I once asked a group of pro-life high school students, “How many of you would tell your parents if your sister was going to kill her two-year-old?” Immediately all their hands shot up. “Okay, how many of you would tell your parents if your sister was going to have an abortion?” Not a single hand went up. I asked them why, and some responded, “Well, it’s so private,” or “It’s not my place to judge.”
“But guys,” I said, “what’s the difference between killing a two-year-old outside the womb and a two-month-old in the womb?”
One of the students looked at the ultrasound image on his pro-life T-shirt and said, “I guess . . . there is no difference.” These students called themselves pro-life, but they weren’t ready to act like the killing of the unborn was wrong until someone prodded them into thinking hard about it.
Adults get caught in this mindset, too. Do you know anyone who is expecting a child or is about to become a mother? If you thought of a pregnant friend, you’re wrong. That pregnant friend is not expecting a child and is not about to become a mother: She already has a child and she already is a mother.
While it is subtle, if we treat the unborn differently than we treat two-year-olds, then we have already bought into our culture’s mentality that the unborn don’t matter unless they are wanted, and even then they don’t matter much.
The only remedy is to make a firm resolution to act like our belief that abortion ends the lives of human beings is really true. But this will not be easy. We will have to heed the call of Pope St. John Paul II to “be not afraid” and graciously make our opposition to abortion known in our schools and workplaces. The problem is, it’s hard.

> Your goal
In the passage about the high school students, what did one student look at before saying there was no difference?

> Data provided
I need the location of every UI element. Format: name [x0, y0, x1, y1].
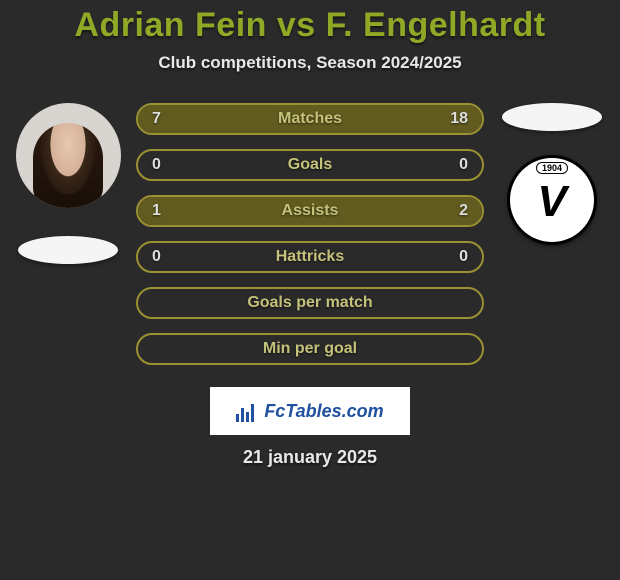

> Solution below
The ultrasound image on his pro-life T-shirt.